### Problem
Copy out every record below exactly as written, but leave out any pictures.
--- Start ---
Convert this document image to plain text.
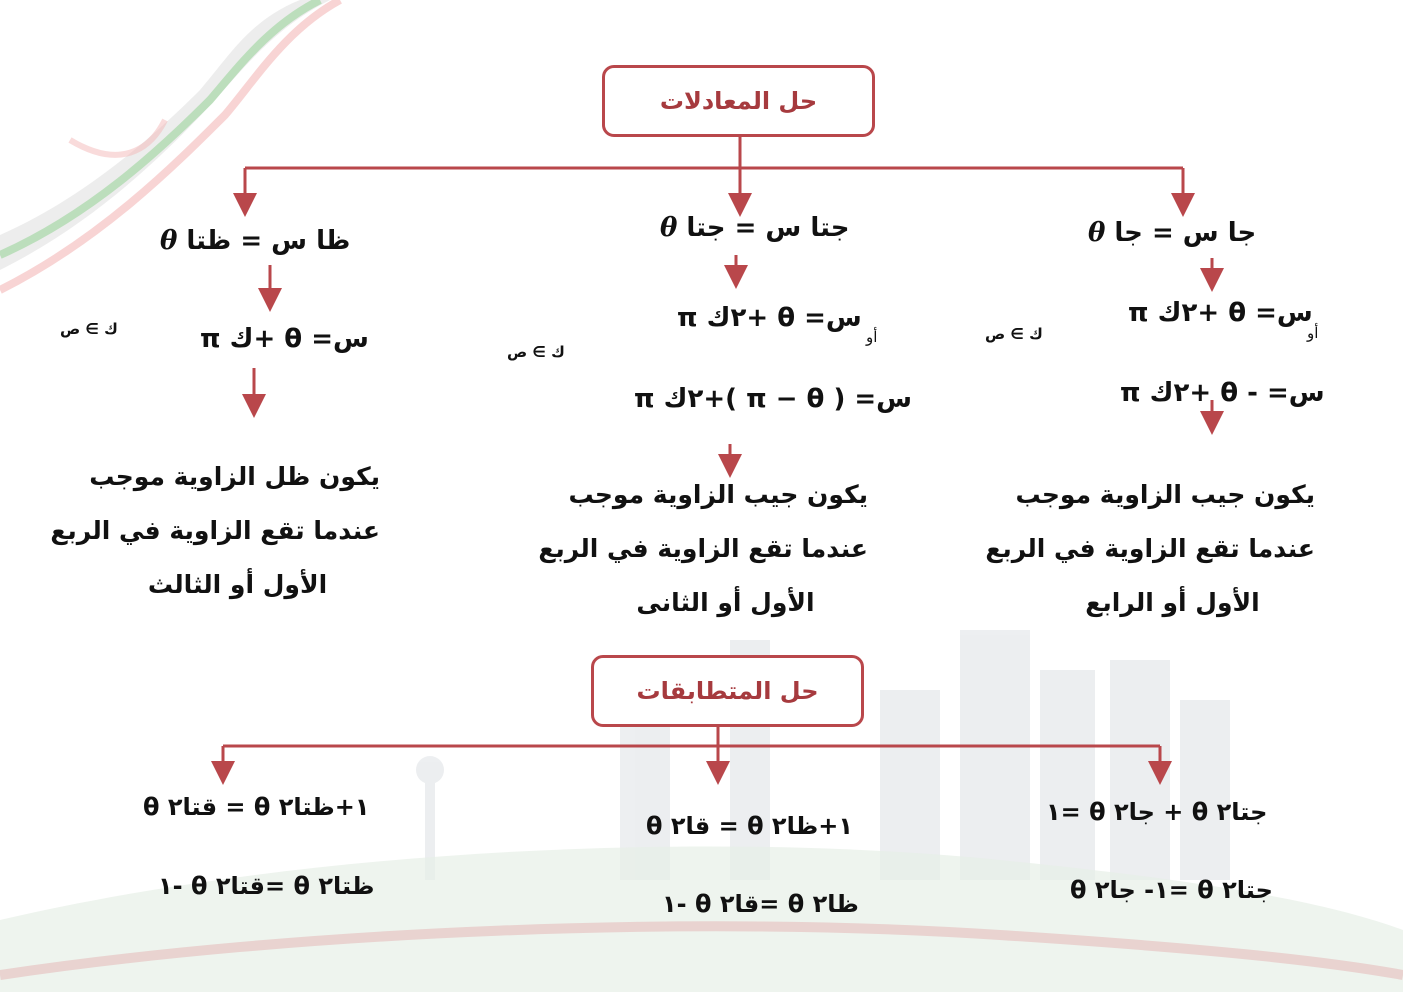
حل المعادلات
حل المتطابقات
جا س = جا θ
س= θ +٢ك π
أو
س= - θ +٢ك π
ك ∋ ص
يكون جيب الزاوية موجب
عندما تقع الزاوية في الربع
الأول أو الرابع
جتا س = جتا θ
س= θ +٢ك π
أو
س= ( π − θ )+٢ك π
ك ∋ ص
يكون جيب الزاوية موجب
عندما تقع الزاوية في الربع
الأول أو الثانى
ظا س = ظتا θ
س= θ +ك π
ك ∋ ص
يكون ظل الزاوية موجب
عندما تقع الزاوية في الربع
الأول أو الثالث
جتا٢ θ + جا٢ θ =١
جتا٢ θ =١- جا٢ θ
١+ظا٢ θ = قا٢ θ
ظا٢ θ =قا٢ θ -١
١+ظتا٢ θ = قتا٢ θ
ظتا٢ θ =قتا٢ θ -١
--- End ---
### Written answer
Convert this document image to plain text.
حل المعادلات
حل المتطابقات
جا س = جا θ
س= θ +٢ك π
أو
س= - θ +٢ك π
ك ∋ ص
يكون جيب الزاوية موجب
عندما تقع الزاوية في الربع
الأول أو الرابع
جتا س = جتا θ
س= θ +٢ك π
أو
س= ( π − θ )+٢ك π
ك ∋ ص
يكون جيب الزاوية موجب
عندما تقع الزاوية في الربع
الأول أو الثانى
ظا س = ظتا θ
س= θ +ك π
ك ∋ ص
يكون ظل الزاوية موجب
عندما تقع الزاوية في الربع
الأول أو الثالث
جتا٢ θ + جا٢ θ =١
جتا٢ θ =١- جا٢ θ
١+ظا٢ θ = قا٢ θ
ظا٢ θ =قا٢ θ -١
١+ظتا٢ θ = قتا٢ θ
ظتا٢ θ =قتا٢ θ -١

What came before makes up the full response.